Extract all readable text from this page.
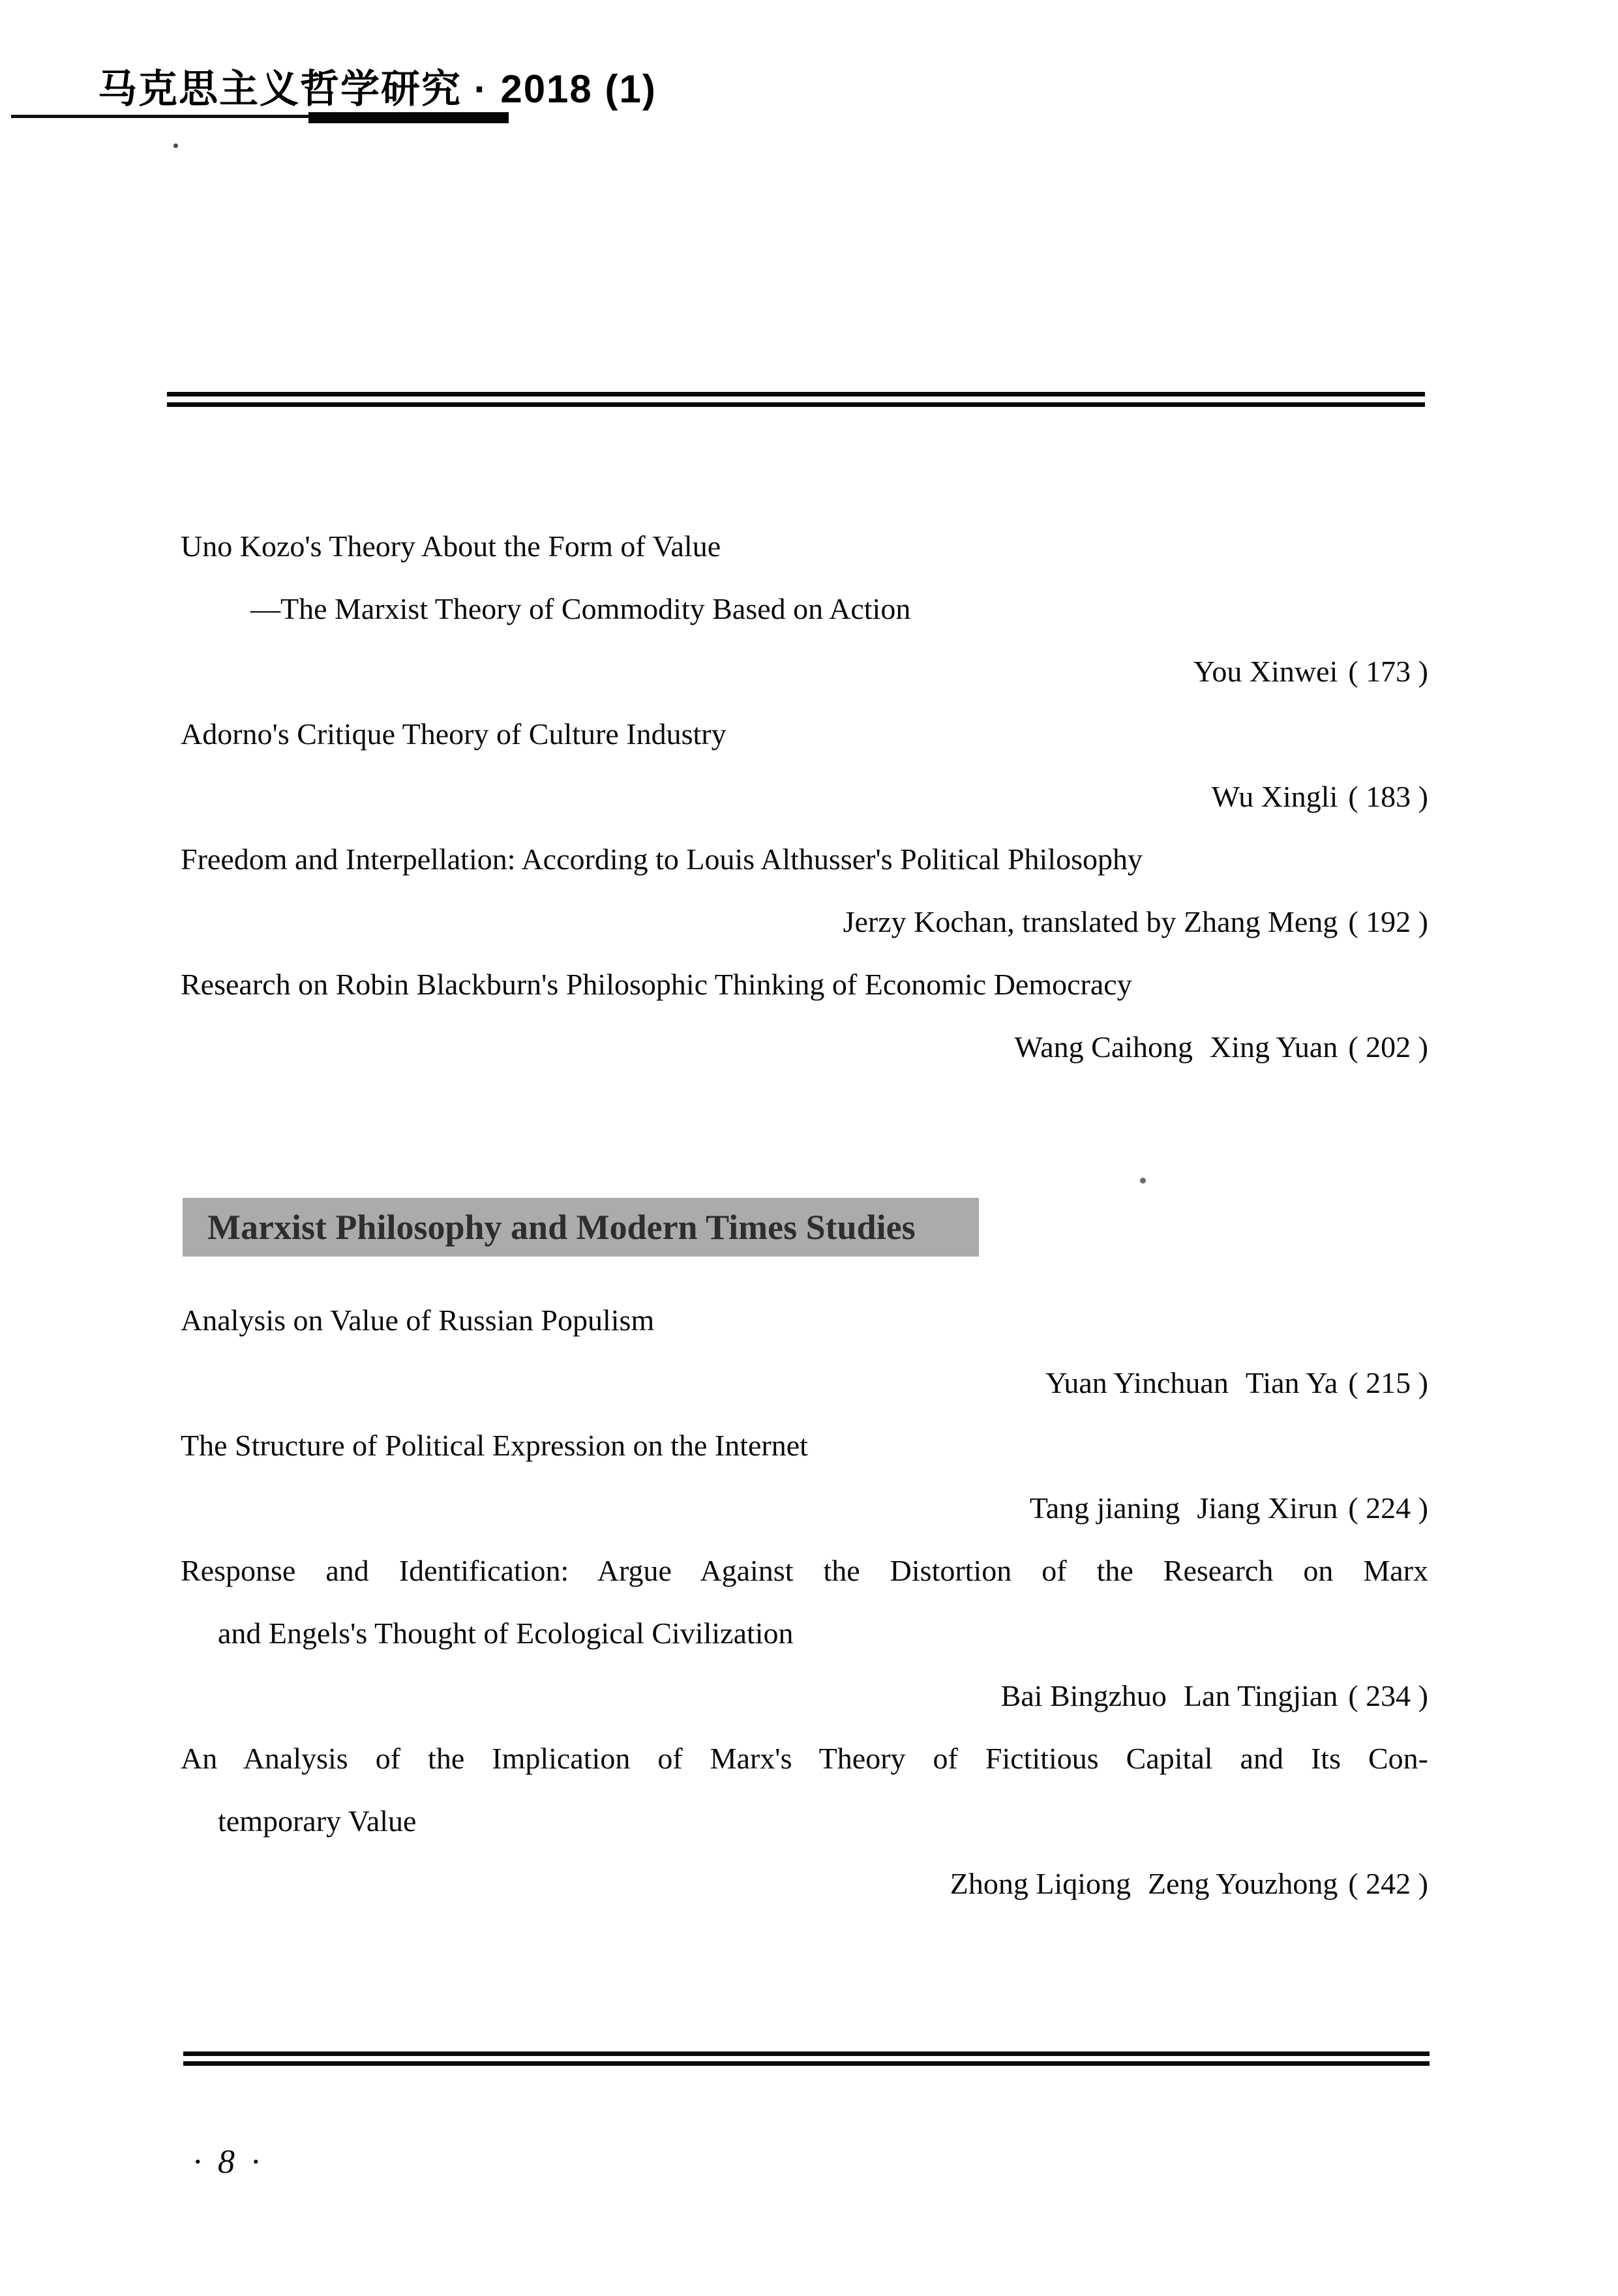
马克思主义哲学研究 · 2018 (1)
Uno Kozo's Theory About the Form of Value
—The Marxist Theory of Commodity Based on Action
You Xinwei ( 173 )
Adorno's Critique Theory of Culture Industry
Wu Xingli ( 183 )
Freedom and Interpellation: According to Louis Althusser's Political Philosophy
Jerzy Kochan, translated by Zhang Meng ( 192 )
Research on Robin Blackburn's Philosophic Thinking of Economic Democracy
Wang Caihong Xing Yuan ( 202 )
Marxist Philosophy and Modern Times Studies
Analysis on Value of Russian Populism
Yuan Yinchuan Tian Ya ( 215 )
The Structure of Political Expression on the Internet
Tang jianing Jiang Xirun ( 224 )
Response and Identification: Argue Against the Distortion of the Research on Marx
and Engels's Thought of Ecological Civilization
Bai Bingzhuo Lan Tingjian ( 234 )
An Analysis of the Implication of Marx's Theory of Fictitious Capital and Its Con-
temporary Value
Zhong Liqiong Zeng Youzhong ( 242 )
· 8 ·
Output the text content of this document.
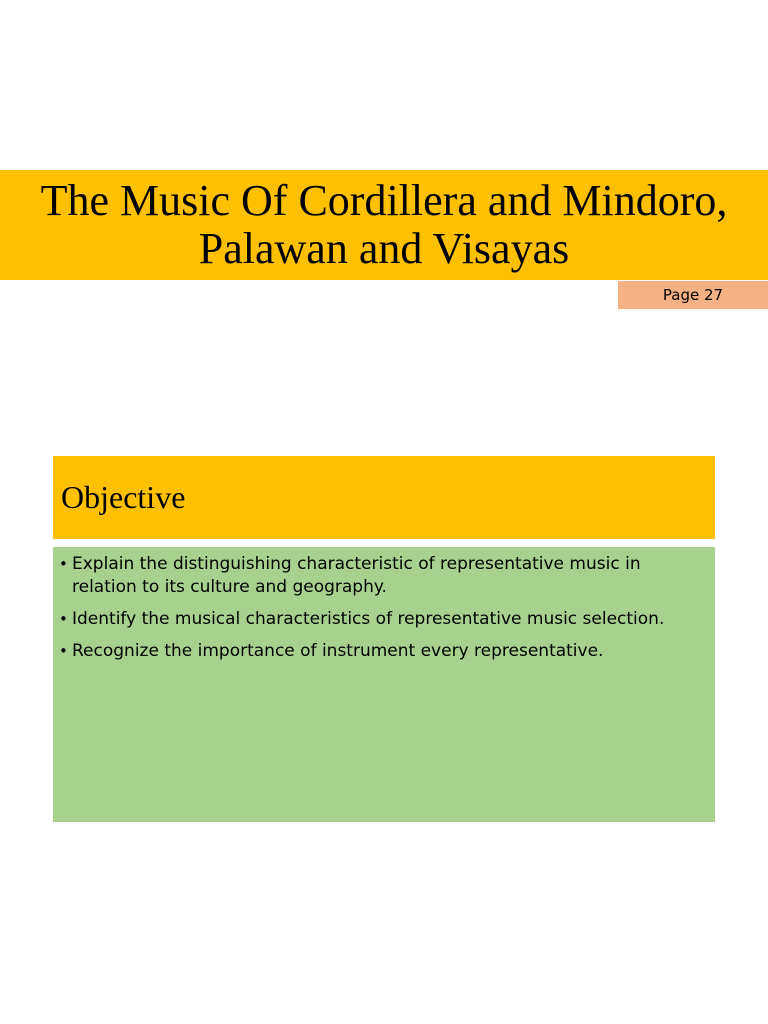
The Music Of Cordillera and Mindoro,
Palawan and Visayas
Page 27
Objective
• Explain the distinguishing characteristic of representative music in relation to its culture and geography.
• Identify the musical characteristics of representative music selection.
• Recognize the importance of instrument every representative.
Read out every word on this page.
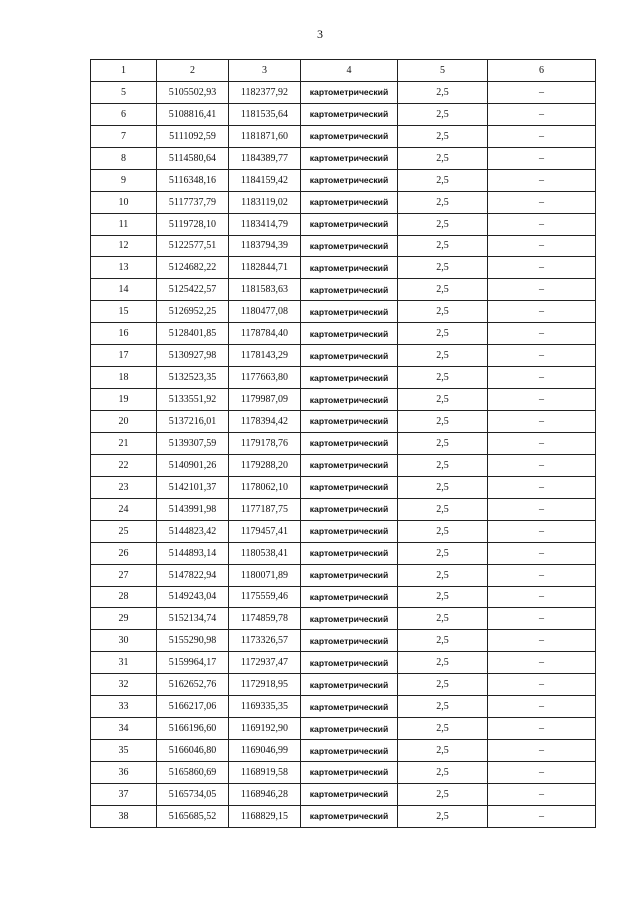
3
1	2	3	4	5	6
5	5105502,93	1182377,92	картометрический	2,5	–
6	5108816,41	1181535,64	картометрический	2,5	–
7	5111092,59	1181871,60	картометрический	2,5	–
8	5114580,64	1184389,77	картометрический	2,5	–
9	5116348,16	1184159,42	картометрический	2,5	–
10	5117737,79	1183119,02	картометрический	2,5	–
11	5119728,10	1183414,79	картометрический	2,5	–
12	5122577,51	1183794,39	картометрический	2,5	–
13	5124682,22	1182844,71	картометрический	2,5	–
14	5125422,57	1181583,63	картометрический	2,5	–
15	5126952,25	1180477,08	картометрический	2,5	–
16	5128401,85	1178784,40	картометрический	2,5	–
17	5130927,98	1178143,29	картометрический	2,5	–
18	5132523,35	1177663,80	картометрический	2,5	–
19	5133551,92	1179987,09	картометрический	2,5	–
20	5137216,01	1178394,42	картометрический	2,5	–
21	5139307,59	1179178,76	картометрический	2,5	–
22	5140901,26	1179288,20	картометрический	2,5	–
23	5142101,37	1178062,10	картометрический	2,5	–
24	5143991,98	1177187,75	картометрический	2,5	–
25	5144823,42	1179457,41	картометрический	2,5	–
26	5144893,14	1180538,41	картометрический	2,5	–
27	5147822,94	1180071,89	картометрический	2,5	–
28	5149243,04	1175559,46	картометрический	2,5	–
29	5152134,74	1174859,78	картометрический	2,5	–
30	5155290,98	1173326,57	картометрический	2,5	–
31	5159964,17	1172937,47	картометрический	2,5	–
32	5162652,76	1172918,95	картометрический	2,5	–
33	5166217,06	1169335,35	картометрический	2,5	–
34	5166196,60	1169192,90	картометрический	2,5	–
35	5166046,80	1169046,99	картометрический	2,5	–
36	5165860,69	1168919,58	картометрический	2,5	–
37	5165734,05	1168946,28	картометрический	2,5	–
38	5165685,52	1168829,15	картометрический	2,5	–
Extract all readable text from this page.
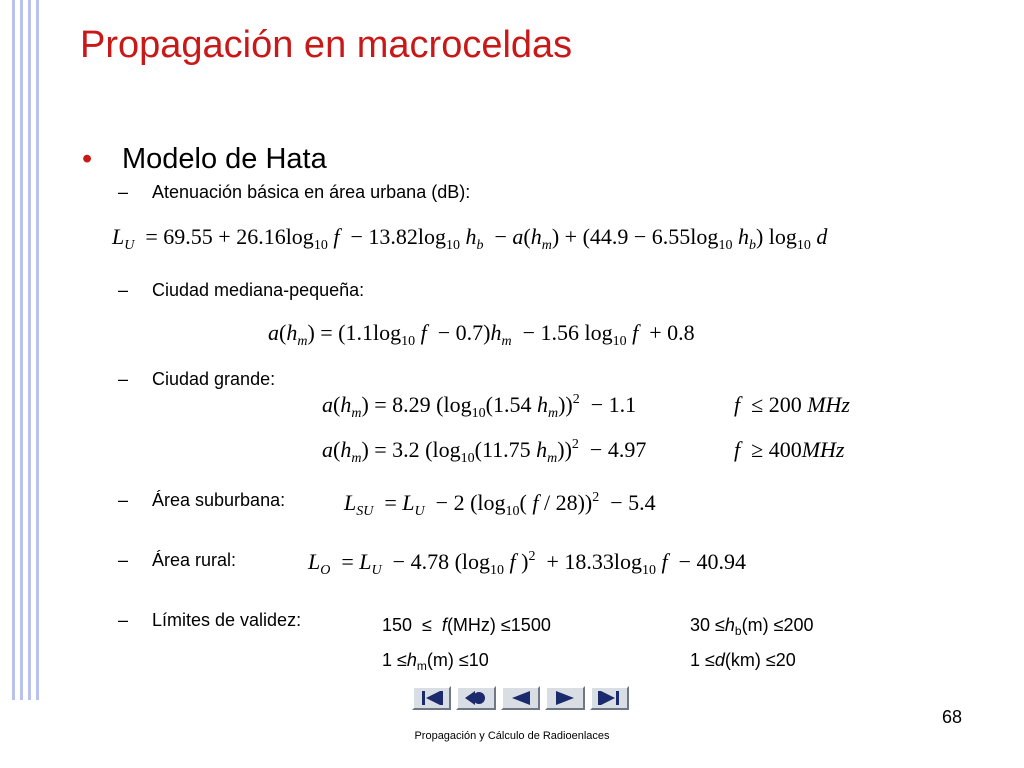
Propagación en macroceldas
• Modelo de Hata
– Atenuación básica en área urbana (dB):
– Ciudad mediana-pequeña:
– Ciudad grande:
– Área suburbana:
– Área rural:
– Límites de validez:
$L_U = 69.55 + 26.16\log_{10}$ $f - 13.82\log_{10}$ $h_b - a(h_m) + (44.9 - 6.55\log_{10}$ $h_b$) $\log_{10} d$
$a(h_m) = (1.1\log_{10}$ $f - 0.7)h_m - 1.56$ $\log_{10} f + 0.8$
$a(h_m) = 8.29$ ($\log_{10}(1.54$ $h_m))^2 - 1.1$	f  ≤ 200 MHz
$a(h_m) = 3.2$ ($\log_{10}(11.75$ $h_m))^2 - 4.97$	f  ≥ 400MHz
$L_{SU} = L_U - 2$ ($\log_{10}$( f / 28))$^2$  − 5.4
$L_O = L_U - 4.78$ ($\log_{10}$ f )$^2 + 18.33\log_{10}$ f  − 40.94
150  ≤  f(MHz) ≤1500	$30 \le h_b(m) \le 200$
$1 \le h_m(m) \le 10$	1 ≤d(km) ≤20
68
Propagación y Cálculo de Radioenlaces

#####

AIM: Find the lines holding "Analysis" and list every one.

ANSWER TO THIS PROBLEM:
Analysis on Value of Russian Populism
An Analysis of the Implication of Marx's Theory of Fictitious Capital and Its Con-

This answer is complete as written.